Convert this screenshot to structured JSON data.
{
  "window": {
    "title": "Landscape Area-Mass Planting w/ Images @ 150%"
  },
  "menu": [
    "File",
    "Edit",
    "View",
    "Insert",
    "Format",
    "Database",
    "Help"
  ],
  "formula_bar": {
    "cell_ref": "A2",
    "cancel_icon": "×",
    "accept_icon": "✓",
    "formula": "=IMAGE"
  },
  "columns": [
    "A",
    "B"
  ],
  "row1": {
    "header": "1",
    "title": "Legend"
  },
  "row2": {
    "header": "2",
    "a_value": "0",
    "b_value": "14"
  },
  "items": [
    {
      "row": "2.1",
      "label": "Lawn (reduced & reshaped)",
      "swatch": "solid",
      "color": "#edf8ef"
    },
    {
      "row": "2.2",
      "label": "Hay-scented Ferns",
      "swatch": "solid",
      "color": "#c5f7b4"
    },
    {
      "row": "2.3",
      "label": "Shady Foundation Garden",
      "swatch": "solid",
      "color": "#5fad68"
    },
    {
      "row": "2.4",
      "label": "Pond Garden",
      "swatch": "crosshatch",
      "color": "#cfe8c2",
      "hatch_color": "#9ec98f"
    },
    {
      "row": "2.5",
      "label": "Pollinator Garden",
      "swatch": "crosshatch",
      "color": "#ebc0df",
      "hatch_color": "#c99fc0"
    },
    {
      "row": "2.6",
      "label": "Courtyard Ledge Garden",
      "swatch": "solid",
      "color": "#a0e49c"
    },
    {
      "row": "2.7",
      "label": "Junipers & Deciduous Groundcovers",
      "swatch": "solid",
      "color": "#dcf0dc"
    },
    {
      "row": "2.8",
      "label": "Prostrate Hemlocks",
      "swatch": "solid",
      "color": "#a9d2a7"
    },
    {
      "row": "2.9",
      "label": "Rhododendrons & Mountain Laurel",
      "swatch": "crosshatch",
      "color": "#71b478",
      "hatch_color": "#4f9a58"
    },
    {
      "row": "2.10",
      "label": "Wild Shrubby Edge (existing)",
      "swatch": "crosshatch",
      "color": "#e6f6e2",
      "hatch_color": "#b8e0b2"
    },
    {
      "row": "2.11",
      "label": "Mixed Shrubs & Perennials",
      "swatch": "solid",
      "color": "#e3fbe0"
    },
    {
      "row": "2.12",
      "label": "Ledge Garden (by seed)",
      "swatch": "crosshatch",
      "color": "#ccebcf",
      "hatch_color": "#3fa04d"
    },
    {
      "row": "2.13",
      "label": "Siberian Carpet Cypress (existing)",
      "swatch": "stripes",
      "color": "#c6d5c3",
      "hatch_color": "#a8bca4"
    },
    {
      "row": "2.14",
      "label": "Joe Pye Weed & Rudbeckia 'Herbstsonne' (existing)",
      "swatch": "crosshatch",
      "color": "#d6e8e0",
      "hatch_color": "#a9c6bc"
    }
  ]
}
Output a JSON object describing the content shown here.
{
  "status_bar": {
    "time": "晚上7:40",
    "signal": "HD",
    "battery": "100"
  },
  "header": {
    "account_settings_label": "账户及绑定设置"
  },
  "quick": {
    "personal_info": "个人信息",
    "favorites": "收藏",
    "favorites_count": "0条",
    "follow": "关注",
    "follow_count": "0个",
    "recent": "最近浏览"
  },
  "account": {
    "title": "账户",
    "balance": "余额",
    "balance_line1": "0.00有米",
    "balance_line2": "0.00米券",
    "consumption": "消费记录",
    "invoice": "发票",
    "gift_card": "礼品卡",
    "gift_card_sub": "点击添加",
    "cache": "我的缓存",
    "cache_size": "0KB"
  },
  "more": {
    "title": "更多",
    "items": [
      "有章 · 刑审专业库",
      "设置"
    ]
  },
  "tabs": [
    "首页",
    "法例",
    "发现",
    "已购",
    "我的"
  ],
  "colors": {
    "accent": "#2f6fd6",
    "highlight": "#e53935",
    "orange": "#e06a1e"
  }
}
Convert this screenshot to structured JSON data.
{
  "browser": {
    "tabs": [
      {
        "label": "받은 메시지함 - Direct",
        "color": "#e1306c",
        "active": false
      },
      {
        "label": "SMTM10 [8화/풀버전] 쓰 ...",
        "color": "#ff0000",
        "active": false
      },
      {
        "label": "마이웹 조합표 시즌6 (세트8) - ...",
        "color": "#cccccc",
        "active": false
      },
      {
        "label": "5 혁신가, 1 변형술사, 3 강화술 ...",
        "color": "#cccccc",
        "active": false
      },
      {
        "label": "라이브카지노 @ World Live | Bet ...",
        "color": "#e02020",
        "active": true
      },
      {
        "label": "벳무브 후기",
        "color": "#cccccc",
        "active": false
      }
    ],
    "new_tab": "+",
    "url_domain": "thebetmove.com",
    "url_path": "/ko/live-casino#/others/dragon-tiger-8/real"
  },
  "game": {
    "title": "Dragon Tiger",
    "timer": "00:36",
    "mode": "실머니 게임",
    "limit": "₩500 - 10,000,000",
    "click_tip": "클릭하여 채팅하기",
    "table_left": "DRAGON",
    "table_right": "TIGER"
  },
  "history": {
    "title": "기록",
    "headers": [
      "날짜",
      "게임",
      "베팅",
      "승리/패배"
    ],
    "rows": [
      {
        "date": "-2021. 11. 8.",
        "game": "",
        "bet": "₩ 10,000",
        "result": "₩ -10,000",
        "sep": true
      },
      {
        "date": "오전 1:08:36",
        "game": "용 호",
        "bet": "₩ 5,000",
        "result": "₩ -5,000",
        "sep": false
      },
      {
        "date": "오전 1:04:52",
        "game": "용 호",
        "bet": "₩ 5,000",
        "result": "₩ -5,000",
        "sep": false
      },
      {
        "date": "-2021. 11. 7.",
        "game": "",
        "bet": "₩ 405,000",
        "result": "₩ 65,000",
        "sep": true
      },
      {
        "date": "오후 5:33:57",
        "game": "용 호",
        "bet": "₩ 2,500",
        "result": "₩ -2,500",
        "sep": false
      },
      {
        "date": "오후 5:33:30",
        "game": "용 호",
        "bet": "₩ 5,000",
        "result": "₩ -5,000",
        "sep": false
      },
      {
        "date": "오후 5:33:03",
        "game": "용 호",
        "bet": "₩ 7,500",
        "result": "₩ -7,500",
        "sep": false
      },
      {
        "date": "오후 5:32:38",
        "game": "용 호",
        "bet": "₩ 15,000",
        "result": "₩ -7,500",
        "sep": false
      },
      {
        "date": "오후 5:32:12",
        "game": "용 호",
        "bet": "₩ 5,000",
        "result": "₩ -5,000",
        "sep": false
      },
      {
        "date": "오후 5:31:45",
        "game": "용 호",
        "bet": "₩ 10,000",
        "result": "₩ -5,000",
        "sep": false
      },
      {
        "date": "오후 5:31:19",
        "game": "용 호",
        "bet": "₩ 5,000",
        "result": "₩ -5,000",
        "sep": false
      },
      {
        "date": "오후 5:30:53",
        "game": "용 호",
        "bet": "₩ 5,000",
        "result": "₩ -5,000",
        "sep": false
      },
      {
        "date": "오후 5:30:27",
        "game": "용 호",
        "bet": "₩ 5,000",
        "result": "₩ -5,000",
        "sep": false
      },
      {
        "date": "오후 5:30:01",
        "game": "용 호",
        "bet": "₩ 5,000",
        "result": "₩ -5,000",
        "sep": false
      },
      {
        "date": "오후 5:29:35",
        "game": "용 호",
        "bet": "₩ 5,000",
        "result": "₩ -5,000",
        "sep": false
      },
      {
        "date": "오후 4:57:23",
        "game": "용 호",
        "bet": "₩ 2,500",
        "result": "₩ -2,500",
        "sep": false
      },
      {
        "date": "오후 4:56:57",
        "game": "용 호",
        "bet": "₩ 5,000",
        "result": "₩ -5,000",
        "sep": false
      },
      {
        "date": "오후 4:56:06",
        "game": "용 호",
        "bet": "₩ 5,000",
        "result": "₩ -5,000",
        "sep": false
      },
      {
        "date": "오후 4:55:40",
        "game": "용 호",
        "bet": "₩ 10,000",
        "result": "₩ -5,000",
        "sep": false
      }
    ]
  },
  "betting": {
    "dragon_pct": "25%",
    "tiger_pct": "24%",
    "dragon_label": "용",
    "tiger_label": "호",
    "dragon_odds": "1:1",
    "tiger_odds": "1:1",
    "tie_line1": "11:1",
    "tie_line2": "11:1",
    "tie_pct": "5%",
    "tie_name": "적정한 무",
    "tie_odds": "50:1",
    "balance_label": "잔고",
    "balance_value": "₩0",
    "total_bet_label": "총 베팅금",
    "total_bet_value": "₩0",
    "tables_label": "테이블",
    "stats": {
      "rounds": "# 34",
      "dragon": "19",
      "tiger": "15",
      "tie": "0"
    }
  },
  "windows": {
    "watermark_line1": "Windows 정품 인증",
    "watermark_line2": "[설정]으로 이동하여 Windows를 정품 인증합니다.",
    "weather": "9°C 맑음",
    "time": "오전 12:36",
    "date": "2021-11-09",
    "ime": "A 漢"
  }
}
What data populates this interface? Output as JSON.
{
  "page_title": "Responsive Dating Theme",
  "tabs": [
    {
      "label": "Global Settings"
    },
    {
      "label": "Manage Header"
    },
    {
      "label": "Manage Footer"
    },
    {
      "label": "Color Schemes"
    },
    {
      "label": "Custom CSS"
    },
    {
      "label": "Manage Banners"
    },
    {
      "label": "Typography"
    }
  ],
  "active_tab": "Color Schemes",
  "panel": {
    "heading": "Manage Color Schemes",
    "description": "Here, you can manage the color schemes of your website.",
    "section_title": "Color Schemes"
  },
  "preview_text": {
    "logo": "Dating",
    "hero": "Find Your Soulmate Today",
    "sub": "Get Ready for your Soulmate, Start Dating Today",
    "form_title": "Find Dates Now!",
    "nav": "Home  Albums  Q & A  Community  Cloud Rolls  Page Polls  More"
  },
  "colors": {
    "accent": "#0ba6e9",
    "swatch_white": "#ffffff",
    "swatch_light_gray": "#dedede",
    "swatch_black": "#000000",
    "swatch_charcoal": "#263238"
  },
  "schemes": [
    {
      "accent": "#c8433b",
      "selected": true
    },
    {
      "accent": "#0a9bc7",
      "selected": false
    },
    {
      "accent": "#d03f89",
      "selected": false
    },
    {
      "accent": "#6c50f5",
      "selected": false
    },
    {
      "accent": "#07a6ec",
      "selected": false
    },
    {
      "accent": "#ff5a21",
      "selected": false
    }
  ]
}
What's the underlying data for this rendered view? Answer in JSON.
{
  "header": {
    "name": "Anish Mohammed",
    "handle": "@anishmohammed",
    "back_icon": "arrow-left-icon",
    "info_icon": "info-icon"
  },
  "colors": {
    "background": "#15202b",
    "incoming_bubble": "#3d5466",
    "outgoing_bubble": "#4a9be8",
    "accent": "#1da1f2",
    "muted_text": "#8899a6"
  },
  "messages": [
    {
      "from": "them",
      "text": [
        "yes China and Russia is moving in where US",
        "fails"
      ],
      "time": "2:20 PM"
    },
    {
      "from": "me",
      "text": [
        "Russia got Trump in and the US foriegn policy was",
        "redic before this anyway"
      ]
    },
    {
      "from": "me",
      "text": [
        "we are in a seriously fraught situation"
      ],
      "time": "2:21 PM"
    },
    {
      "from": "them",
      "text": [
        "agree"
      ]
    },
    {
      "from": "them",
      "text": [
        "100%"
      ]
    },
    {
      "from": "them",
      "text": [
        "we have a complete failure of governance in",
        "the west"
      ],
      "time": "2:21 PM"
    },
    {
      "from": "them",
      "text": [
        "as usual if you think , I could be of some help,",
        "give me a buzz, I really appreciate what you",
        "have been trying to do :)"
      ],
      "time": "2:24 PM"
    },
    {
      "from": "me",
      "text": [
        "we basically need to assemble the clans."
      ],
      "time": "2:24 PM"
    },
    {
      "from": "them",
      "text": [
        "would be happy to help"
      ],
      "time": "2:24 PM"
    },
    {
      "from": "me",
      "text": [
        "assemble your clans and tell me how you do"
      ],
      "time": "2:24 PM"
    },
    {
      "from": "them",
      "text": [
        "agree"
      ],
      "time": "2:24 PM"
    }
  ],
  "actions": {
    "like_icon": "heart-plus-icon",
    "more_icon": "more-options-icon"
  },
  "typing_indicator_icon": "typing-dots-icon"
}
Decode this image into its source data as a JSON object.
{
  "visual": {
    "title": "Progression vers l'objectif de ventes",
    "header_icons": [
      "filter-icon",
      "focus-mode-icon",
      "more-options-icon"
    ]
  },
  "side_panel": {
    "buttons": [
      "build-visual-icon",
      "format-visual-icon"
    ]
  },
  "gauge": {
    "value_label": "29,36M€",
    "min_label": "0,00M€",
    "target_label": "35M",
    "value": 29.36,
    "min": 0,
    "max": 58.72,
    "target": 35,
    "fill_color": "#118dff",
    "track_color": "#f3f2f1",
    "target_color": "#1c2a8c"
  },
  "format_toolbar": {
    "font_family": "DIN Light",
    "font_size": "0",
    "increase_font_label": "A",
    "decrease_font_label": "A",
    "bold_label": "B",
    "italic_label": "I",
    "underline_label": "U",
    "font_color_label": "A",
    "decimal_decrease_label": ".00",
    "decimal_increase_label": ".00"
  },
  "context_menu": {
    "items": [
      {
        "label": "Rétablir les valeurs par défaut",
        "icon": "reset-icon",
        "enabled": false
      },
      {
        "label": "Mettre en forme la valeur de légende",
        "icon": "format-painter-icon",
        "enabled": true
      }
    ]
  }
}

## What you should do
Gather and return every line that holds the string "options".

## Response to this task
    "more_icon": "more-options-icon"
      "more-options-icon"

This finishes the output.